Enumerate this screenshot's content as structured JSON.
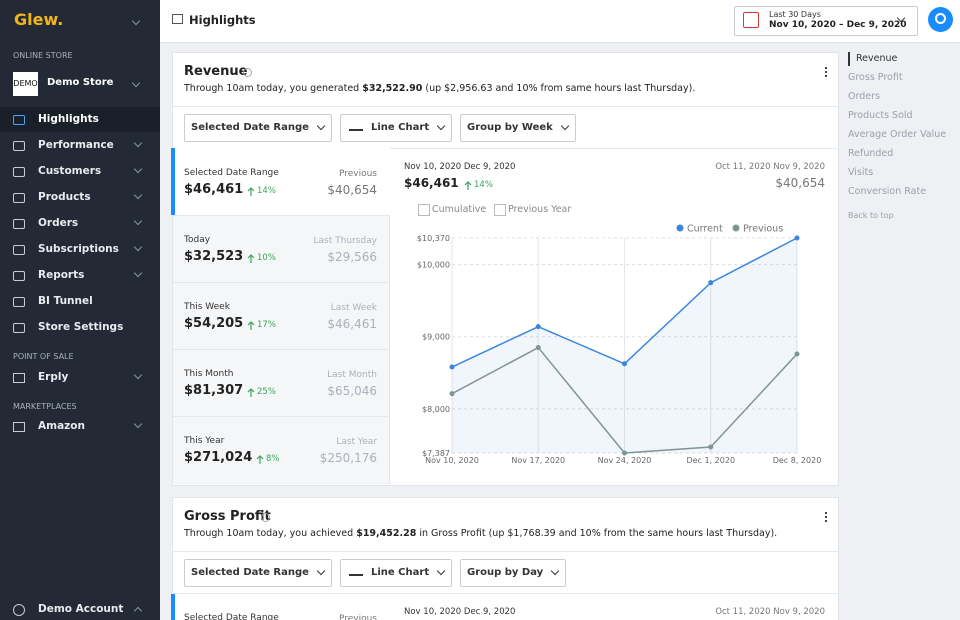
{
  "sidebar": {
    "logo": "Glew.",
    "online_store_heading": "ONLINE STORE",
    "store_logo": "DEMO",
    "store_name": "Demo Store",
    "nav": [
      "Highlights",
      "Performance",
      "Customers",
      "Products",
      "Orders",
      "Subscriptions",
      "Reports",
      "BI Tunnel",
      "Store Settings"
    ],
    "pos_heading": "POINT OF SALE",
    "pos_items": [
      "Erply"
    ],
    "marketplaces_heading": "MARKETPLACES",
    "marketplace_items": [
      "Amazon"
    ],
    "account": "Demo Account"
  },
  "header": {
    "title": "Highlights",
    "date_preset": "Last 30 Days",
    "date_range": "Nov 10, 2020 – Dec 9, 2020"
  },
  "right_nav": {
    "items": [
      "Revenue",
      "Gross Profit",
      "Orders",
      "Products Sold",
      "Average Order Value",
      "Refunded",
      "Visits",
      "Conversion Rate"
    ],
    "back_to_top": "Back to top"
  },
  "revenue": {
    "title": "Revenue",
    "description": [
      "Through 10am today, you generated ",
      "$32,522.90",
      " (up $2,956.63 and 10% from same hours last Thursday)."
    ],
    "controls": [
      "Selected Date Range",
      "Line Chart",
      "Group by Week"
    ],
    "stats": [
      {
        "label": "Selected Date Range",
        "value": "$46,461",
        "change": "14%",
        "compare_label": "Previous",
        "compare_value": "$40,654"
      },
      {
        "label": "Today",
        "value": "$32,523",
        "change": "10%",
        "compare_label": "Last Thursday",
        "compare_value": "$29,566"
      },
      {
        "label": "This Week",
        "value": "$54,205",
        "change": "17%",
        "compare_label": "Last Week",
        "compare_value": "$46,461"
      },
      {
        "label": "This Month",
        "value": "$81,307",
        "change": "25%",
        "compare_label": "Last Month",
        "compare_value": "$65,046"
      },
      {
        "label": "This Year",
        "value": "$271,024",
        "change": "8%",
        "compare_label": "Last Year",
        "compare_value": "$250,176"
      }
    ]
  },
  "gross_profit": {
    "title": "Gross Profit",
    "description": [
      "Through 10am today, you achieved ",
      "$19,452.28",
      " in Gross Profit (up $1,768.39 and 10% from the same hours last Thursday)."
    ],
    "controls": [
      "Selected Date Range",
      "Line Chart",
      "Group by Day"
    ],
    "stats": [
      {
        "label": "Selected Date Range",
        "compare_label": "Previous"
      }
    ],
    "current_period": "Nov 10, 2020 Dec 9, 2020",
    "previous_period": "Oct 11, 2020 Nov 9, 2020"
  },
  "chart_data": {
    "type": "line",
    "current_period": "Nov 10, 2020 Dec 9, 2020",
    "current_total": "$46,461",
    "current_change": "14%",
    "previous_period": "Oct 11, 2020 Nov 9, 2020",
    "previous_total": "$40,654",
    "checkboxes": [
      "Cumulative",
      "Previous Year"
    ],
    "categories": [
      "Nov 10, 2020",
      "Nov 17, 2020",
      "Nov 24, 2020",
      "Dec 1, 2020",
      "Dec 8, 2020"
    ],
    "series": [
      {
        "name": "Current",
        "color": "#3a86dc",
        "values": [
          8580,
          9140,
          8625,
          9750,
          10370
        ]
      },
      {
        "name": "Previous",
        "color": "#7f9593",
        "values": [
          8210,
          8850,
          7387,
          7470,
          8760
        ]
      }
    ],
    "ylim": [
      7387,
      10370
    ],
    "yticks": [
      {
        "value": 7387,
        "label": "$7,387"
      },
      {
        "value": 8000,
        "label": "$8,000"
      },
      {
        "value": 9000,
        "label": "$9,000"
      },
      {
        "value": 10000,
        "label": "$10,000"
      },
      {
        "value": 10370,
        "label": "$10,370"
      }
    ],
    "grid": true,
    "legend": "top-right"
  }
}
---
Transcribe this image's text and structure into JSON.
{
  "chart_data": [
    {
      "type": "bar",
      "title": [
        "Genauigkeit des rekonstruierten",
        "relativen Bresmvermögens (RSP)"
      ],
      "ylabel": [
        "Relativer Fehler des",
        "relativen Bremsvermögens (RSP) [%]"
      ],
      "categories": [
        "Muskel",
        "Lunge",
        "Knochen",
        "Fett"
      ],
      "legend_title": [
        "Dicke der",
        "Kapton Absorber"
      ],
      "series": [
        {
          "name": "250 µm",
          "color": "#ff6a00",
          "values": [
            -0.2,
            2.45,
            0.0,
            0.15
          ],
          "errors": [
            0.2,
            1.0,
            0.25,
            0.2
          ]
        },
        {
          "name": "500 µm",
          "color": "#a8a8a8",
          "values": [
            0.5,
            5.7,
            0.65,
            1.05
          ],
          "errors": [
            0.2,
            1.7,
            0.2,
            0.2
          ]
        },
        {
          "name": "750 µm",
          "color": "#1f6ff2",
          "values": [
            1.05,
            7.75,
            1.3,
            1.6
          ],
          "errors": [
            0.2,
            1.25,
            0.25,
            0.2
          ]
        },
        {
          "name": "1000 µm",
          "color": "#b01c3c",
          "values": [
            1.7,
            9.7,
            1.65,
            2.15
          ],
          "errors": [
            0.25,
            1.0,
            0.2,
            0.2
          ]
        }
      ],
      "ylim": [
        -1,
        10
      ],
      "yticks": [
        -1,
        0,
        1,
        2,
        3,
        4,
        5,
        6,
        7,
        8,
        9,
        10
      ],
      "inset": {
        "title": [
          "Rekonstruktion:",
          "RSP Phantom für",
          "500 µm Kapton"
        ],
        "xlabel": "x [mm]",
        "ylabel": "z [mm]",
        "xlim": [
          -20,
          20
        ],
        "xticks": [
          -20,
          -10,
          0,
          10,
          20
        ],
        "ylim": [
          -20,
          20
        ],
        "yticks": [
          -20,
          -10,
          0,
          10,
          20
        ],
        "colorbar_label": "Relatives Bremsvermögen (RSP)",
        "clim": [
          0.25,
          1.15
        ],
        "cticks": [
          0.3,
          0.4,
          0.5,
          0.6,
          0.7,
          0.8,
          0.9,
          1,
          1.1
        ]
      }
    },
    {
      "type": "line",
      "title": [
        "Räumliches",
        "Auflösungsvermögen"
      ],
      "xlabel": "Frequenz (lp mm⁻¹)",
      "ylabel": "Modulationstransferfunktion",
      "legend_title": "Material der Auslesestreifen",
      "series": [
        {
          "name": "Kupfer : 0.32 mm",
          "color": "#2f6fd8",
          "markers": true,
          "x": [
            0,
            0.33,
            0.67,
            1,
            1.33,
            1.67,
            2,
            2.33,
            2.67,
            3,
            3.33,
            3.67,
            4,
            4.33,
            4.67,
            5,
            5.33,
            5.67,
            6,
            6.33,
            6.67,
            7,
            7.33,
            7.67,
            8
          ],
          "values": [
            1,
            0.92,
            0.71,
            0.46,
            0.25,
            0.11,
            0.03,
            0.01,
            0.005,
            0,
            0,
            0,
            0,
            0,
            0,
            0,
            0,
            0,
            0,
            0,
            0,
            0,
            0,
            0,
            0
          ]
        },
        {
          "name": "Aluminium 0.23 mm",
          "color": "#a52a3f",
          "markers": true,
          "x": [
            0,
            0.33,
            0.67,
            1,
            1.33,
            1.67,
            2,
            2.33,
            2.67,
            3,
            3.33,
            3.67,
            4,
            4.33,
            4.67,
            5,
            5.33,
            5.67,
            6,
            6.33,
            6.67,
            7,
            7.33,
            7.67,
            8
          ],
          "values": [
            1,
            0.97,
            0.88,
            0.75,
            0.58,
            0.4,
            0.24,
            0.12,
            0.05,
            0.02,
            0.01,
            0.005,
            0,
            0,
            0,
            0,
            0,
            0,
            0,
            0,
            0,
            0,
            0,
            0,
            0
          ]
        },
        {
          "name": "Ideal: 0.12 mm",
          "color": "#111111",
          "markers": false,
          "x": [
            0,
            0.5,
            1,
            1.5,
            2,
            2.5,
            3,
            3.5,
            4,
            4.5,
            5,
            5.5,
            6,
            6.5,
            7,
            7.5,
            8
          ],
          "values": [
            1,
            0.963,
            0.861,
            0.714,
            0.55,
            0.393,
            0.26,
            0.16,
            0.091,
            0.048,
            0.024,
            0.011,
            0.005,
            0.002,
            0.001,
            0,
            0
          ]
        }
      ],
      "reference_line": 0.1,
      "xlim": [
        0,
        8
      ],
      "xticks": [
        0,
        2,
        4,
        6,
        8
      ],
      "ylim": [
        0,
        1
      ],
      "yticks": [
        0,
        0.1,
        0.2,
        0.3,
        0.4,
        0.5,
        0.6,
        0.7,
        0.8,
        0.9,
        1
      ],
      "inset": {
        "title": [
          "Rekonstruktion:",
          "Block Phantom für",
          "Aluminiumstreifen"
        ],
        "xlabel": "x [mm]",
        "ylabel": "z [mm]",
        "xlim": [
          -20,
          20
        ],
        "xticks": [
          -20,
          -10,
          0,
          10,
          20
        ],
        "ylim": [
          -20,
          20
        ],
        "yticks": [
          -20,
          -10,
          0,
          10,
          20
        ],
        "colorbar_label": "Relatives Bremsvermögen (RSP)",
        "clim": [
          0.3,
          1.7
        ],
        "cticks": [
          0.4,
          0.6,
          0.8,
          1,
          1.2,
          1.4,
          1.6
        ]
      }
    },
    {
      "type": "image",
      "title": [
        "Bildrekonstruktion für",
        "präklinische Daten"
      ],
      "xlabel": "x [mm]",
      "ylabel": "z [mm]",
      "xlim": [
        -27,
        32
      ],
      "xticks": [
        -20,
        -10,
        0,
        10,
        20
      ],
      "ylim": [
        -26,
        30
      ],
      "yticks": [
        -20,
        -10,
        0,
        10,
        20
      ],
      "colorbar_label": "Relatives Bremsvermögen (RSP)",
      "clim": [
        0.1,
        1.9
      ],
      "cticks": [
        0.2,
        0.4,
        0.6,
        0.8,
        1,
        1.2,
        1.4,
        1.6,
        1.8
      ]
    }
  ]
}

[Requirement] Show the lines where the word "JSON" appears in the entries.

[Problem solution]
Enumerate this screenshot's content as structured JSON.
Transcribe this image's text and structure into JSON.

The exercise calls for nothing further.